Set task -
Read the records below and copy each line that contains "GESTRINONA".

Given entries -
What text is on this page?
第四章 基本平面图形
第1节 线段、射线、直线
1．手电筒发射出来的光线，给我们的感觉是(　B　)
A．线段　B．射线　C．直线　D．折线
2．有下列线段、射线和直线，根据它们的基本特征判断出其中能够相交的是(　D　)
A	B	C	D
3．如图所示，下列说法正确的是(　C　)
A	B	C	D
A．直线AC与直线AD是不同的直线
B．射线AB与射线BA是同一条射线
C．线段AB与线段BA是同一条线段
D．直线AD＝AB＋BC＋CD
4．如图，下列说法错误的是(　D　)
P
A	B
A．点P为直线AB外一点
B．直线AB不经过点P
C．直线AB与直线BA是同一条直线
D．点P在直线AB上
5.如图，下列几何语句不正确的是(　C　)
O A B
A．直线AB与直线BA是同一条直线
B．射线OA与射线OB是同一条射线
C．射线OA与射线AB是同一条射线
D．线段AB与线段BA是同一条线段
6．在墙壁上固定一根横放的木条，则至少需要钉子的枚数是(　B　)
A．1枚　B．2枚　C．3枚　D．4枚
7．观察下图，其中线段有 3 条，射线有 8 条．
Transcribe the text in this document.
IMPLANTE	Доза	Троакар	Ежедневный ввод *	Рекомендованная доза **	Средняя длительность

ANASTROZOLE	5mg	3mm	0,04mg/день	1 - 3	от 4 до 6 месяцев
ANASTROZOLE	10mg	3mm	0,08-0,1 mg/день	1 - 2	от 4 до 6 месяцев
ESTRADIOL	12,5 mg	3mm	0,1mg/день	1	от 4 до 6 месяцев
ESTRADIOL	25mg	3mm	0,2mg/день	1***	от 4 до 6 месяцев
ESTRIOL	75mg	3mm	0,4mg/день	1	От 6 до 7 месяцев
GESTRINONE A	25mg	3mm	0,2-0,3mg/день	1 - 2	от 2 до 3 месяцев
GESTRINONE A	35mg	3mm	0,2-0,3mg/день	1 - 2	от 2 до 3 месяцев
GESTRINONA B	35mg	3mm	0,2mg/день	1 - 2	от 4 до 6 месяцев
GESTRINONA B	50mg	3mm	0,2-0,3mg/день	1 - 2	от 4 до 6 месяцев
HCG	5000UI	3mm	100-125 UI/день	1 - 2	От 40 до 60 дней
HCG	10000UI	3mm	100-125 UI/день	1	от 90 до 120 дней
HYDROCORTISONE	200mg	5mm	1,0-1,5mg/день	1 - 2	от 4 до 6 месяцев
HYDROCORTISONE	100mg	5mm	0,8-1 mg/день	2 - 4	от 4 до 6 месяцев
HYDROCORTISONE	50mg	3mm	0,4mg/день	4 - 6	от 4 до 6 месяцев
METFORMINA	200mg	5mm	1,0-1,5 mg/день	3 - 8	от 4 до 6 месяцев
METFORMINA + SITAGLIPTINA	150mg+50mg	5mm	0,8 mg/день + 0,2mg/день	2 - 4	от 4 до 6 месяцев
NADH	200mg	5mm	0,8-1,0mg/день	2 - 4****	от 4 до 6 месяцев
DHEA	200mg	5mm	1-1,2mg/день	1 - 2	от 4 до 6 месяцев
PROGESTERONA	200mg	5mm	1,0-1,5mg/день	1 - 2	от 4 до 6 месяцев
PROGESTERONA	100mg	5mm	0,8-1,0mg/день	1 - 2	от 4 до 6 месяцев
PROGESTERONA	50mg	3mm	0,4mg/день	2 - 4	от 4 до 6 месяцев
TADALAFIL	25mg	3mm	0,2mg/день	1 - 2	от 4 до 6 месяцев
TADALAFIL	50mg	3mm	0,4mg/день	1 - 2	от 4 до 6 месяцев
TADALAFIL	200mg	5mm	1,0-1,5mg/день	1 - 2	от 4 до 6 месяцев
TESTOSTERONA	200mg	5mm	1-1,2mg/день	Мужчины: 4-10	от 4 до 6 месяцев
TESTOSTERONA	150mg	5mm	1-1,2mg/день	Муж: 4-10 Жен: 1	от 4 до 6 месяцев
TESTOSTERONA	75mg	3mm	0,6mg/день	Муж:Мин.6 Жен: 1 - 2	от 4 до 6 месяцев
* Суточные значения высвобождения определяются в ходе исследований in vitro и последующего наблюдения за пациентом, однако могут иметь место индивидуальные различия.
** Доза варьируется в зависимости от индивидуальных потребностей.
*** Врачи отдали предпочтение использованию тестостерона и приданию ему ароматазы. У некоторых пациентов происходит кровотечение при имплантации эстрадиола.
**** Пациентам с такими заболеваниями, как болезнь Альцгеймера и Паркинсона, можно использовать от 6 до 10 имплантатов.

Answer to this exercise -
GESTRINONA B	35mg	3mm	0,2mg/день	1 - 2	от 4 до 6 месяцев
GESTRINONA B	50mg	3mm	0,2-0,3mg/день	1 - 2	от 4 до 6 месяцев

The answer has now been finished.